Supplied data ::

_ _ _ _

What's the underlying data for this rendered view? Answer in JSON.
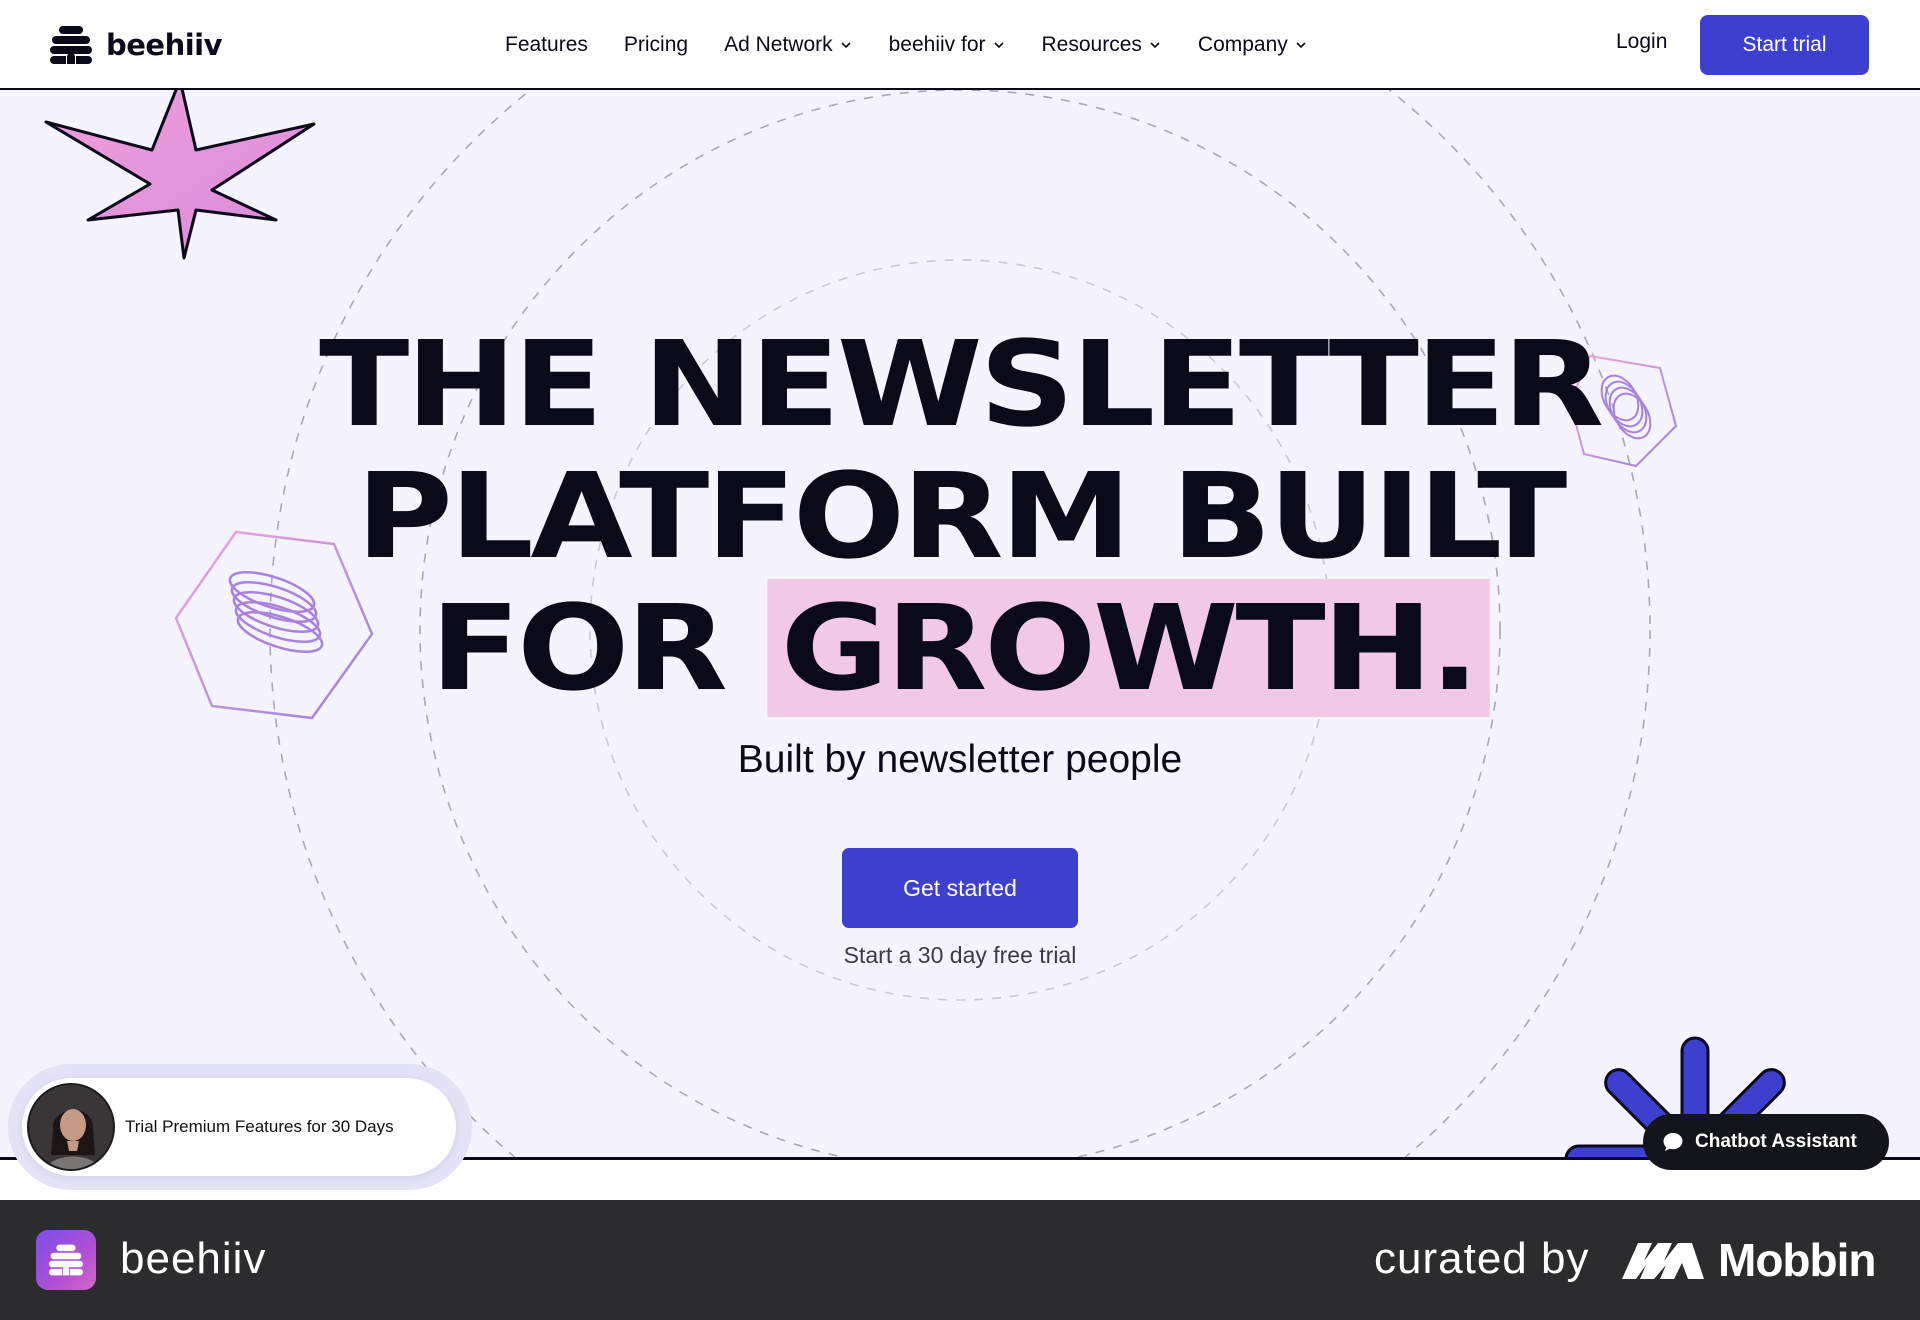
{
  "brand": {
    "name": "beehiiv",
    "accent_color": "#3d3fcf",
    "highlight_color": "#f2c8e7",
    "hero_background": "#f4f3fe"
  },
  "nav": {
    "items": [
      {
        "label": "Features",
        "has_dropdown": false
      },
      {
        "label": "Pricing",
        "has_dropdown": false
      },
      {
        "label": "Ad Network",
        "has_dropdown": true
      },
      {
        "label": "beehiiv for",
        "has_dropdown": true
      },
      {
        "label": "Resources",
        "has_dropdown": true
      },
      {
        "label": "Company",
        "has_dropdown": true
      }
    ],
    "login": "Login",
    "cta": "Start trial"
  },
  "hero": {
    "headline_line1": "THE NEWSLETTER",
    "headline_line2": "PLATFORM BUILT",
    "headline_line3_prefix": "FOR",
    "headline_highlight": "GROWTH.",
    "subhead": "Built by newsletter people",
    "cta": "Get started",
    "cta_note": "Start a 30 day free trial"
  },
  "promo": {
    "text": "Trial Premium Features for 30 Days"
  },
  "chatbot": {
    "label": "Chatbot Assistant"
  },
  "footer": {
    "app_name": "beehiiv",
    "curated_by": "curated by",
    "curator": "Mobbin"
  },
  "icons": {
    "logo": "beehive-icon",
    "dropdown": "chevron-down-icon",
    "chat": "chat-bubble-icon",
    "decor_pink": "pink-starburst",
    "decor_blue": "blue-starburst",
    "decor_hexagons": "hexagon-spring"
  }
}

_ _ _ _

Work to be completed :: Without the pictures, repeat the listing above exactly.

Result below ::
What's the underlying data for this rendered view? Answer in JSON.
{
  "brand": {
    "name": "beehiiv",
    "accent_color": "#3d3fcf",
    "highlight_color": "#f2c8e7",
    "hero_background": "#f4f3fe"
  },
  "nav": {
    "items": [
      {
        "label": "Features",
        "has_dropdown": false
      },
      {
        "label": "Pricing",
        "has_dropdown": false
      },
      {
        "label": "Ad Network",
        "has_dropdown": true
      },
      {
        "label": "beehiiv for",
        "has_dropdown": true
      },
      {
        "label": "Resources",
        "has_dropdown": true
      },
      {
        "label": "Company",
        "has_dropdown": true
      }
    ],
    "login": "Login",
    "cta": "Start trial"
  },
  "hero": {
    "headline_line1": "THE NEWSLETTER",
    "headline_line2": "PLATFORM BUILT",
    "headline_line3_prefix": "FOR",
    "headline_highlight": "GROWTH.",
    "subhead": "Built by newsletter people",
    "cta": "Get started",
    "cta_note": "Start a 30 day free trial"
  },
  "promo": {
    "text": "Trial Premium Features for 30 Days"
  },
  "chatbot": {
    "label": "Chatbot Assistant"
  },
  "footer": {
    "app_name": "beehiiv",
    "curated_by": "curated by",
    "curator": "Mobbin"
  },
  "icons": {
    "logo": "beehive-icon",
    "dropdown": "chevron-down-icon",
    "chat": "chat-bubble-icon",
    "decor_pink": "pink-starburst",
    "decor_blue": "blue-starburst",
    "decor_hexagons": "hexagon-spring"
  }
}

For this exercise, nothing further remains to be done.